## Task requirements:
Write out the records that appear below, verbatim and complete, but without pictures.

## Supplied entries:
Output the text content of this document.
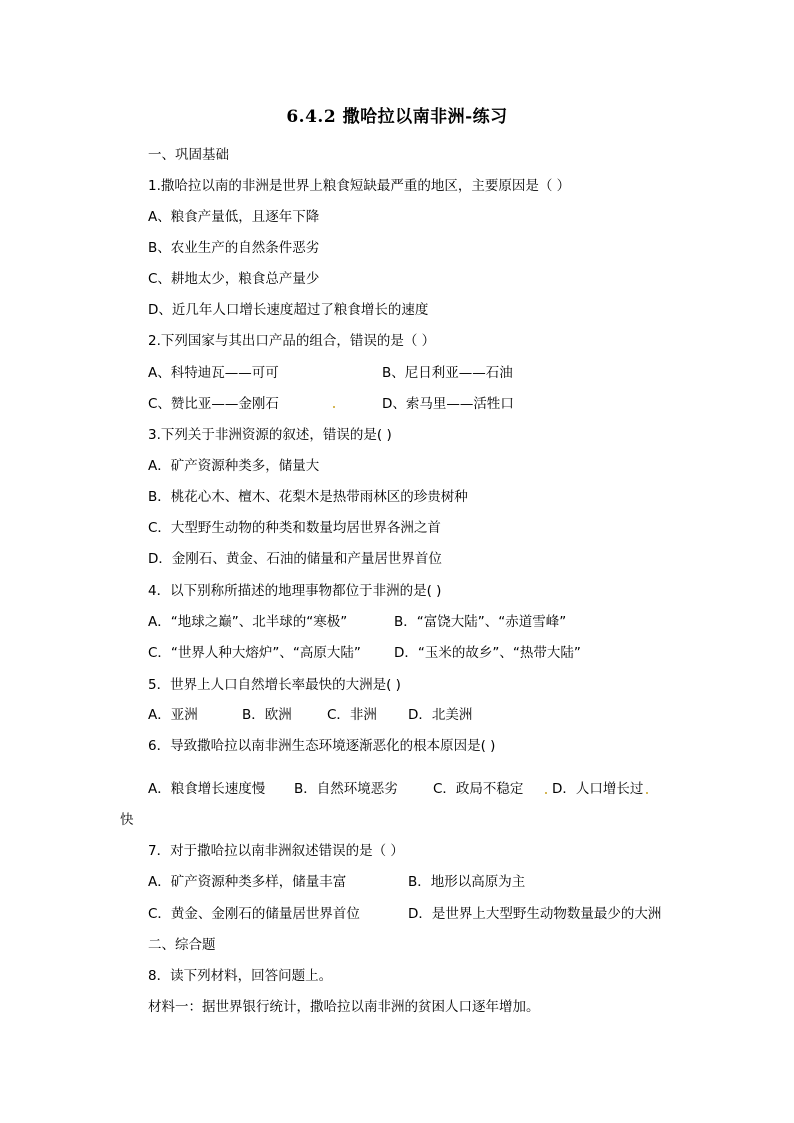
6.4.2 撒哈拉以南非洲-练习
一、巩固基础
1.撒哈拉以南的非洲是世界上粮食短缺最严重的地区，主要原因是（ ）
A、粮食产量低，且逐年下降
B、农业生产的自然条件恶劣
C、耕地太少，粮食总产量少
D、近几年人口增长速度超过了粮食增长的速度
2.下列国家与其出口产品的组合，错误的是（ ）
A、科特迪瓦——可可	B、尼日利亚——石油
C、赞比亚——金刚石	D、索马里——活牲口
3.下列关于非洲资源的叙述，错误的是( )
A．矿产资源种类多，储量大
B．桃花心木、檀木、花梨木是热带雨林区的珍贵树种
C．大型野生动物的种类和数量均居世界各洲之首
D．金刚石、黄金、石油的储量和产量居世界首位
4．以下别称所描述的地理事物都位于非洲的是( )
A．“地球之巅”、北半球的“寒极”	B．“富饶大陆”、“赤道雪峰”
C．“世界人种大熔炉”、“高原大陆” D．“玉米的故乡”、“热带大陆”
5．世界上人口自然增长率最快的大洲是( )
A．亚洲	B．欧洲	C．非洲 D．北美洲
6．导致撒哈拉以南非洲生态环境逐渐恶化的根本原因是( )
A．粮食增长速度慢 B．自然环境恶劣	C．政局不稳定 D．人口增长过
快
7．对于撒哈拉以南非洲叙述错误的是（ ）
A．矿产资源种类多样，储量丰富	B．地形以高原为主
C．黄金、金刚石的储量居世界首位	D．是世界上大型野生动物数量最少的大洲
二、综合题
8．读下列材料，回答问题上。
材料一：据世界银行统计，撒哈拉以南非洲的贫困人口逐年增加。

## Expected answer:
Output the text content of this document.
6.4.2 撒哈拉以南非洲-练习
一、巩固基础
1.撒哈拉以南的非洲是世界上粮食短缺最严重的地区，主要原因是（ ）
A、粮食产量低，且逐年下降
B、农业生产的自然条件恶劣
C、耕地太少，粮食总产量少
D、近几年人口增长速度超过了粮食增长的速度
2.下列国家与其出口产品的组合，错误的是（ ）
A、科特迪瓦——可可	B、尼日利亚——石油
C、赞比亚——金刚石	D、索马里——活牲口
3.下列关于非洲资源的叙述，错误的是( )
A．矿产资源种类多，储量大
B．桃花心木、檀木、花梨木是热带雨林区的珍贵树种
C．大型野生动物的种类和数量均居世界各洲之首
D．金刚石、黄金、石油的储量和产量居世界首位
4．以下别称所描述的地理事物都位于非洲的是( )
A．“地球之巅”、北半球的“寒极”	B．“富饶大陆”、“赤道雪峰”
C．“世界人种大熔炉”、“高原大陆” D．“玉米的故乡”、“热带大陆”
5．世界上人口自然增长率最快的大洲是( )
A．亚洲	B．欧洲	C．非洲 D．北美洲
6．导致撒哈拉以南非洲生态环境逐渐恶化的根本原因是( )
A．粮食增长速度慢 B．自然环境恶劣	C．政局不稳定 D．人口增长过
快
7．对于撒哈拉以南非洲叙述错误的是（ ）
A．矿产资源种类多样，储量丰富	B．地形以高原为主
C．黄金、金刚石的储量居世界首位	D．是世界上大型野生动物数量最少的大洲
二、综合题
8．读下列材料，回答问题上。
材料一：据世界银行统计，撒哈拉以南非洲的贫困人口逐年增加。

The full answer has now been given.